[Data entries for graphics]
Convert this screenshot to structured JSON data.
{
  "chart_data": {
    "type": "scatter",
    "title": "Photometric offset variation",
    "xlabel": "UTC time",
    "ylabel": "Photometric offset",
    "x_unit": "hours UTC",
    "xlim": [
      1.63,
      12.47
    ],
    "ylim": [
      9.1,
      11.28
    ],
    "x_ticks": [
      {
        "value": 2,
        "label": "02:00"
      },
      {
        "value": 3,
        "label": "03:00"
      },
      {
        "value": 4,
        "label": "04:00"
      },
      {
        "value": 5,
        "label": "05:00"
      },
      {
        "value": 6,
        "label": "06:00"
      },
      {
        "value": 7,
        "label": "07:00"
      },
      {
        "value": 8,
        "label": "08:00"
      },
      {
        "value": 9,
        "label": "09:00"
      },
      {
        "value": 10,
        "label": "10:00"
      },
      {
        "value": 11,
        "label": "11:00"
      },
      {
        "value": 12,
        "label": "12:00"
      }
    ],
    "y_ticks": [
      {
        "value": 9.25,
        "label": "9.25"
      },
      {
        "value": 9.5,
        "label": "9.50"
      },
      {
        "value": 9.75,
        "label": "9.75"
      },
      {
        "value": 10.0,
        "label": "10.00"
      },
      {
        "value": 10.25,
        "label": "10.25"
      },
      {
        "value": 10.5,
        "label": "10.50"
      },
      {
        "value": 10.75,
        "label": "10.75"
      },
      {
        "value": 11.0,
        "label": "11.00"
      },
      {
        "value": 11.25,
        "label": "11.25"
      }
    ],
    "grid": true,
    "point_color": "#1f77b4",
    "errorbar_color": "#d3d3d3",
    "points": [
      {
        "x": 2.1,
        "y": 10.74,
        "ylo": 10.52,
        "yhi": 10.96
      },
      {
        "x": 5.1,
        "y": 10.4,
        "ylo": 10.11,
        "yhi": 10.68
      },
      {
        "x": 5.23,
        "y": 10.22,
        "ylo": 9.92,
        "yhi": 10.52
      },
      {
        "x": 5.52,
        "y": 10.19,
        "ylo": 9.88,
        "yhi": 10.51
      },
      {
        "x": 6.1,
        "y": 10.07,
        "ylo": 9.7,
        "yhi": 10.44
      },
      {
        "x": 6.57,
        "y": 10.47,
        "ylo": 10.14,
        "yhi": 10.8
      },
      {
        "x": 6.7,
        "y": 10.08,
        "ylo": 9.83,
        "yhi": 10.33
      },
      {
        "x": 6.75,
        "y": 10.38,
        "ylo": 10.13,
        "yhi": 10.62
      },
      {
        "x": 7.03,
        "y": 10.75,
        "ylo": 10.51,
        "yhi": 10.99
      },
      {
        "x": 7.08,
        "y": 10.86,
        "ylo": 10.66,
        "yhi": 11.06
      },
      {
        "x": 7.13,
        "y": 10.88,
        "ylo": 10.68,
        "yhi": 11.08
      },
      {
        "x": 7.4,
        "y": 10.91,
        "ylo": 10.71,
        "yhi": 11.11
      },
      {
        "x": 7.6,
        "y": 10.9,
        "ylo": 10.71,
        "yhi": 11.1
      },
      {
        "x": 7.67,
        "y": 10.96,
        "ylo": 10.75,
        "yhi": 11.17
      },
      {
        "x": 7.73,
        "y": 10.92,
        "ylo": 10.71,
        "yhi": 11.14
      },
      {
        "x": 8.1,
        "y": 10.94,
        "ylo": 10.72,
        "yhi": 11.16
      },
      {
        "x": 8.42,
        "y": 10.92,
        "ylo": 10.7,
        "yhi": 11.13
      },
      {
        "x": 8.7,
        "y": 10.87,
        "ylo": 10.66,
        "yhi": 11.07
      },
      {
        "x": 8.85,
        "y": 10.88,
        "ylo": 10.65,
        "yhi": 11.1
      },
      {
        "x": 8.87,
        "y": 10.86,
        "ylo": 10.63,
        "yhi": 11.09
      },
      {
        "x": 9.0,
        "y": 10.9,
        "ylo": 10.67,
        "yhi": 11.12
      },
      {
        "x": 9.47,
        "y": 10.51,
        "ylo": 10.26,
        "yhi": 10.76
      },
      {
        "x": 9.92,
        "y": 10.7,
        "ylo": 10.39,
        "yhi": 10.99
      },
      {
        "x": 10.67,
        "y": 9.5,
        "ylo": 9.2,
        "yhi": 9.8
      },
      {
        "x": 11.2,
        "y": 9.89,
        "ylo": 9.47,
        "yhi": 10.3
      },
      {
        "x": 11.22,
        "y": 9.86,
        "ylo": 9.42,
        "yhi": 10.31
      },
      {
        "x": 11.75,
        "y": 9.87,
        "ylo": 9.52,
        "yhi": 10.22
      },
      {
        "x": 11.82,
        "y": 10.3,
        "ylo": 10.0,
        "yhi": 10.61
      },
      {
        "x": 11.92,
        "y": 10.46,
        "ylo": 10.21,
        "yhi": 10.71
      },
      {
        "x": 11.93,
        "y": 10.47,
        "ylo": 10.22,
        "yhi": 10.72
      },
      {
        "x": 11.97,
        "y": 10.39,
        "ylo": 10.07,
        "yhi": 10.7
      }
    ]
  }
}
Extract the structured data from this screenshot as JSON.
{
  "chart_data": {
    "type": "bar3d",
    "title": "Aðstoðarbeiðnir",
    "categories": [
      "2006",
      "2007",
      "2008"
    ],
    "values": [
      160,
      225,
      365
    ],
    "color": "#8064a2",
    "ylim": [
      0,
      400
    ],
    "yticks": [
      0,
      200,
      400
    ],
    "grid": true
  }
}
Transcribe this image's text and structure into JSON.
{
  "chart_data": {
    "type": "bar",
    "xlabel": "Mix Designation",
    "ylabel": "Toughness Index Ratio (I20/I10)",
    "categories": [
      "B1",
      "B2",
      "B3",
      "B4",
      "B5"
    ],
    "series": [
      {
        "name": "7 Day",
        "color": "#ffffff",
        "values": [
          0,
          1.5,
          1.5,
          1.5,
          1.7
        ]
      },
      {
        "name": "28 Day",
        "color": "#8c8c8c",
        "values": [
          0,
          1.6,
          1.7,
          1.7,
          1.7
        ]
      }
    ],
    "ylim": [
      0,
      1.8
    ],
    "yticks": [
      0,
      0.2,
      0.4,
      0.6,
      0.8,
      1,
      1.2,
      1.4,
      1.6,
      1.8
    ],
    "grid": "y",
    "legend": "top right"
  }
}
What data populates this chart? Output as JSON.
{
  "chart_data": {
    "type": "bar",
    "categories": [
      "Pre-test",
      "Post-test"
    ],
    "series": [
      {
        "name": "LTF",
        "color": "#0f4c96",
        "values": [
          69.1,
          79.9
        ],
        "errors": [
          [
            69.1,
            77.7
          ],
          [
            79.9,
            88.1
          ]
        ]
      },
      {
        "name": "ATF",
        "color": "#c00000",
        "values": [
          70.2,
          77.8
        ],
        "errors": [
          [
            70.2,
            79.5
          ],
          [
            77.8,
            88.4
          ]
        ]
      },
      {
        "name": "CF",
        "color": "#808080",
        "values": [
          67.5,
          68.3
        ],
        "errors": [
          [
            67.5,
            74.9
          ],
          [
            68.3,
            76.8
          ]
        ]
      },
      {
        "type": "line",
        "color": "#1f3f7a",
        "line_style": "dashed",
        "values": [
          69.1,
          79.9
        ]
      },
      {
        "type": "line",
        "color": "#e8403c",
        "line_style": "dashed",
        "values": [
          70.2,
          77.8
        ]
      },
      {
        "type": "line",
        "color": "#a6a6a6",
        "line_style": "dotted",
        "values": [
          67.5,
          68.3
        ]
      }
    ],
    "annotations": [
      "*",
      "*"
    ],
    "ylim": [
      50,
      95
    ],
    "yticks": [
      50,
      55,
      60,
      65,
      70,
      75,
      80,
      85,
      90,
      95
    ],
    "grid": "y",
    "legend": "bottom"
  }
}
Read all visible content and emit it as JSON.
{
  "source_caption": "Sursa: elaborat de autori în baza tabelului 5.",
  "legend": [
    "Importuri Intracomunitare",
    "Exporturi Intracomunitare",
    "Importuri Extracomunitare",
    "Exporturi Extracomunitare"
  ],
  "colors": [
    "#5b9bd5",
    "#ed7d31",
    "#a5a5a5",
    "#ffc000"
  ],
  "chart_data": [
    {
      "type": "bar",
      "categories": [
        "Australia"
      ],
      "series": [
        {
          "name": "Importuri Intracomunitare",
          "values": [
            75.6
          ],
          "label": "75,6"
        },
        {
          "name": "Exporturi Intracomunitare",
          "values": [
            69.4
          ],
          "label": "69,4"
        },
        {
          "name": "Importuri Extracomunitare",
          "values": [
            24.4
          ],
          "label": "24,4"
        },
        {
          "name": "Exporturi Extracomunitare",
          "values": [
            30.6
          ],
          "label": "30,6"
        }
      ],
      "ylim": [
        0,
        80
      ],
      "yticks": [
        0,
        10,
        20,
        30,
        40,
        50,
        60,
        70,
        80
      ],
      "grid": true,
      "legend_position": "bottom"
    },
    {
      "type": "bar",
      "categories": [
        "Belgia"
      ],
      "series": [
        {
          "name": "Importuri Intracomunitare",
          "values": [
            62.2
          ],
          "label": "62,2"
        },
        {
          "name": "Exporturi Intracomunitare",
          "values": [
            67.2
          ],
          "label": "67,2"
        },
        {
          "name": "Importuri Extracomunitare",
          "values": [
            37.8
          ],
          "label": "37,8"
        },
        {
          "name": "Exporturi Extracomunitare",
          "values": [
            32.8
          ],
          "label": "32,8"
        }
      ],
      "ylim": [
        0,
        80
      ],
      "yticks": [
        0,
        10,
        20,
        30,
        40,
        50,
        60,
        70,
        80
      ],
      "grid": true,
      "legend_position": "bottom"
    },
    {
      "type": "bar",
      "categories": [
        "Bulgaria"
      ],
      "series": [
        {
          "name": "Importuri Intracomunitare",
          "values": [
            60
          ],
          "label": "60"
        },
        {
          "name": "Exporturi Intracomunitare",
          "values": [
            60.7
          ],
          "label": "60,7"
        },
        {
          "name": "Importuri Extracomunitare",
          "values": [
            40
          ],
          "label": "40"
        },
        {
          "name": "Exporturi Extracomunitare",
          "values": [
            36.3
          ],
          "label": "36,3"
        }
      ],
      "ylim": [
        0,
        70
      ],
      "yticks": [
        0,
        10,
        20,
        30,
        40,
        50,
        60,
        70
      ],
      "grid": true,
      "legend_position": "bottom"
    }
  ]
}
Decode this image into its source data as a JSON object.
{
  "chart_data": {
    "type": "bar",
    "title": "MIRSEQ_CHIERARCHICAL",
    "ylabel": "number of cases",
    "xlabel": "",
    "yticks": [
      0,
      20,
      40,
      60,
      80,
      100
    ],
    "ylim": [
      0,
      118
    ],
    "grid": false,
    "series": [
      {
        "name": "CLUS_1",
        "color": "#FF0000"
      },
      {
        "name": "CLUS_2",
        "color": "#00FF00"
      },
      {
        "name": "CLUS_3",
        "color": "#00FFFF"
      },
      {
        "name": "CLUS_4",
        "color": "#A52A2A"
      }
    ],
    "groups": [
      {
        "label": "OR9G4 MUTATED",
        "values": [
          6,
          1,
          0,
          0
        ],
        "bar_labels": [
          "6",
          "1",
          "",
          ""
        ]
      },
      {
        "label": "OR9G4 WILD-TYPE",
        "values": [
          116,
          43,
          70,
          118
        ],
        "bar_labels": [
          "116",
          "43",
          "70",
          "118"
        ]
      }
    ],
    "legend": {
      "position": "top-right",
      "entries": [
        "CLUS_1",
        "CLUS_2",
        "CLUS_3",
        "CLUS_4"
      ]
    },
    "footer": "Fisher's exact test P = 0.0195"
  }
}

» Exercise requirements
In the records above, return only the line that contains "Decode this image" and every line after it through the last, exactly as they appear.

» The reply
Decode this image into its source data as a JSON object.
{
  "chart_data": {
    "type": "bar",
    "title": "MIRSEQ_CHIERARCHICAL",
    "ylabel": "number of cases",
    "xlabel": "",
    "yticks": [
      0,
      20,
      40,
      60,
      80,
      100
    ],
    "ylim": [
      0,
      118
    ],
    "grid": false,
    "series": [
      {
        "name": "CLUS_1",
        "color": "#FF0000"
      },
      {
        "name": "CLUS_2",
        "color": "#00FF00"
      },
      {
        "name": "CLUS_3",
        "color": "#00FFFF"
      },
      {
        "name": "CLUS_4",
        "color": "#A52A2A"
      }
    ],
    "groups": [
      {
        "label": "OR9G4 MUTATED",
        "values": [
          6,
          1,
          0,
          0
        ],
        "bar_labels": [
          "6",
          "1",
          "",
          ""
        ]
      },
      {
        "label": "OR9G4 WILD-TYPE",
        "values": [
          116,
          43,
          70,
          118
        ],
        "bar_labels": [
          "116",
          "43",
          "70",
          "118"
        ]
      }
    ],
    "legend": {
      "position": "top-right",
      "entries": [
        "CLUS_1",
        "CLUS_2",
        "CLUS_3",
        "CLUS_4"
      ]
    },
    "footer": "Fisher's exact test P = 0.0195"
  }
}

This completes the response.